++++ ENTRIES SUPPLIED
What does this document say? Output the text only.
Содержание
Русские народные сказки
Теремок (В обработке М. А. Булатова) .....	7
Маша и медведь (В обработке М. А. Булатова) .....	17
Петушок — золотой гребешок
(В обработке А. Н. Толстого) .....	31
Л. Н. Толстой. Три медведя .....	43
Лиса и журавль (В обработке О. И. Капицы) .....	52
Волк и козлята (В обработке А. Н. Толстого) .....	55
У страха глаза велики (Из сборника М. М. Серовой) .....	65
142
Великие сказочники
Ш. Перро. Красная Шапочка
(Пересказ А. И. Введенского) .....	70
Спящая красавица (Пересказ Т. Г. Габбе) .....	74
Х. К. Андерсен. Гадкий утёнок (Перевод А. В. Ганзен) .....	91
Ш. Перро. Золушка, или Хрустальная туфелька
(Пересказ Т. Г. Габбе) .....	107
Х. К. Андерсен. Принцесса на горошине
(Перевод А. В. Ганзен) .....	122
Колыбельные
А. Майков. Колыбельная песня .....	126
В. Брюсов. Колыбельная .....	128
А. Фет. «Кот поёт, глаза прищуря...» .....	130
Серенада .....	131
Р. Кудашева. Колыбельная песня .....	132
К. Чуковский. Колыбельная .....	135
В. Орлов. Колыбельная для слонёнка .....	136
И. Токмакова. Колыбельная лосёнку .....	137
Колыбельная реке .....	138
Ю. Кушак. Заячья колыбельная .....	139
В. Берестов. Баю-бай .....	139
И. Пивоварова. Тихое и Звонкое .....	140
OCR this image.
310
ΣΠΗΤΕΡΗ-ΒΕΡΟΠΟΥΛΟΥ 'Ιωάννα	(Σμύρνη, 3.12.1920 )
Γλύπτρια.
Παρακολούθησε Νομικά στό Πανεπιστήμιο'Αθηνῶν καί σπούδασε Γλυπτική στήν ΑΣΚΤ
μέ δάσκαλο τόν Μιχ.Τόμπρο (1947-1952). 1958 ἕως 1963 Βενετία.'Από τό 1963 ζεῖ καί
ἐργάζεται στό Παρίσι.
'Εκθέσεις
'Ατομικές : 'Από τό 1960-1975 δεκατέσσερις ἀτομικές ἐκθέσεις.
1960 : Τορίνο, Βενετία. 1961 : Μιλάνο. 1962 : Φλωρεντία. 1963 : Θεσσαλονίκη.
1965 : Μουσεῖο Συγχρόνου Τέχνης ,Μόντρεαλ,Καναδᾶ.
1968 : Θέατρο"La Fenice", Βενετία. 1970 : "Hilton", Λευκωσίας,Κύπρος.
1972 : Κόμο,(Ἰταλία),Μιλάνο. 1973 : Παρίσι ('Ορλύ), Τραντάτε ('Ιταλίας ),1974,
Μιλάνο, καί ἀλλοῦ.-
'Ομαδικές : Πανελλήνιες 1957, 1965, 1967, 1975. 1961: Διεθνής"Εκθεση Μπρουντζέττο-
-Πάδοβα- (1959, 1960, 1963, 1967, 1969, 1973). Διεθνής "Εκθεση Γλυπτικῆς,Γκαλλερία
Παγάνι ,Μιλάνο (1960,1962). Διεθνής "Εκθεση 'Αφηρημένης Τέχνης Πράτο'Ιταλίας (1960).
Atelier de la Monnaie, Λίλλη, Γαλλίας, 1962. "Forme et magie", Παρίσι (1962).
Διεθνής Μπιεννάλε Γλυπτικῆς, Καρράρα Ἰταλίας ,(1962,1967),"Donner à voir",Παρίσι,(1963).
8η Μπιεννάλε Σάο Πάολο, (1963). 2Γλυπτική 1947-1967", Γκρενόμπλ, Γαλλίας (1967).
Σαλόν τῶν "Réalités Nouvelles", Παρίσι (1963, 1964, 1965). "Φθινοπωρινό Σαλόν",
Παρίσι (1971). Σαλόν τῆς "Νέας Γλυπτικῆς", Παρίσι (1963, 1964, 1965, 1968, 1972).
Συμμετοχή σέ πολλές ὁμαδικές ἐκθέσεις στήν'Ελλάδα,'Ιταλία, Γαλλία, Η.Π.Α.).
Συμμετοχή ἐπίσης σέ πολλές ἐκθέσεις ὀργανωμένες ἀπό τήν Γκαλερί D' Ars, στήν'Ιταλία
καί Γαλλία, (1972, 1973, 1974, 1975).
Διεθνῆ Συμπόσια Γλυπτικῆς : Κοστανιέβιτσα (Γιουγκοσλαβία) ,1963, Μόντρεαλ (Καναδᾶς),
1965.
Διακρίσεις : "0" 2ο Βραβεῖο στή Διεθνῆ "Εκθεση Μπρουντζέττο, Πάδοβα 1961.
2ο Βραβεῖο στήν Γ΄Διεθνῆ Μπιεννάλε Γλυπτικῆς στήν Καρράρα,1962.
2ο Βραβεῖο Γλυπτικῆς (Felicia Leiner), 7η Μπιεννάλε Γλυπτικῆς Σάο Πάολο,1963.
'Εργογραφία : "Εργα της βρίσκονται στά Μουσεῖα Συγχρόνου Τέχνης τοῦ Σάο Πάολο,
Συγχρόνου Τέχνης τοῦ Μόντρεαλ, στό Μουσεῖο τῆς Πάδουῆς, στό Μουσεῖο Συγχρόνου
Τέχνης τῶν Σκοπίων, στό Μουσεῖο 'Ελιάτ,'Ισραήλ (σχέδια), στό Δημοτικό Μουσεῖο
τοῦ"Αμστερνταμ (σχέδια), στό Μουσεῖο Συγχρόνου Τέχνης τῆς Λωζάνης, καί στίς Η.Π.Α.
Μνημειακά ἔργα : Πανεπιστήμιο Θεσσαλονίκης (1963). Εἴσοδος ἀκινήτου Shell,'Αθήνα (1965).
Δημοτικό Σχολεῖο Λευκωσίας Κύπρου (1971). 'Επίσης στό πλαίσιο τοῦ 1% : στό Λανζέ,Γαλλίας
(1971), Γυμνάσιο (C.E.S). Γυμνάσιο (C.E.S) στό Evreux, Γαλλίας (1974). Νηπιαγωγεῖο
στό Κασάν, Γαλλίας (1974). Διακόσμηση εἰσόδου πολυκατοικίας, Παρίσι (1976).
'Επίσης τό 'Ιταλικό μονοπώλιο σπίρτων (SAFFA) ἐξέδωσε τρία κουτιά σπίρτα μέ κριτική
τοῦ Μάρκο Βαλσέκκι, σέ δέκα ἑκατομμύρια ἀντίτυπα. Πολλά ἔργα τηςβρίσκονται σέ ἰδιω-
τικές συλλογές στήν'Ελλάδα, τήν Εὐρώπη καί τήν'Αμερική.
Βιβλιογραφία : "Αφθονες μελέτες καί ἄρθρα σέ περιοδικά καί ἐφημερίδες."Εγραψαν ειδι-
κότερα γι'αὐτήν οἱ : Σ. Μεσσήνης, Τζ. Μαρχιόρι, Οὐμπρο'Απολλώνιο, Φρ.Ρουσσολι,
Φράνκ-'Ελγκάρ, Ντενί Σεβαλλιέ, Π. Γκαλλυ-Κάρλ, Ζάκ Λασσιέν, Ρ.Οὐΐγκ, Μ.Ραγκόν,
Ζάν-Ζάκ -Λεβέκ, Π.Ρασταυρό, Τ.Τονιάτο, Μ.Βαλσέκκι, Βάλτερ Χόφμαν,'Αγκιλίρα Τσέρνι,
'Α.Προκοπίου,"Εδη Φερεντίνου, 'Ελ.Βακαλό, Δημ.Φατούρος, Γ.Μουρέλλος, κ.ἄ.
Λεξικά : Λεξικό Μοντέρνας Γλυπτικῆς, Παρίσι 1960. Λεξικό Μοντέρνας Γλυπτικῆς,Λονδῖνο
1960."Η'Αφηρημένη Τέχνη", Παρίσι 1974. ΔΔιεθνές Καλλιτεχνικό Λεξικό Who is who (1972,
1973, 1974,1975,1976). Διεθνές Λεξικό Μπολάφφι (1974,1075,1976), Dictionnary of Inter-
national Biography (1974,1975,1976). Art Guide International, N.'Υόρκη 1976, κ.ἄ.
++++++++
Which lines include "Επίσης"? Copy each of them out.

TASK ANSWER ▸
Δημοτικό Σχολεῖο Λευκωσίας Κύπρου (1971). 'Επίσης στό πλαίσιο τοῦ 1% : στό Λανζέ,Γαλλίας
'Επίσης τό 'Ιταλικό μονοπώλιο σπίρτων (SAFFA) ἐξέδωσε τρία κουτιά σπίρτα μέ κριτική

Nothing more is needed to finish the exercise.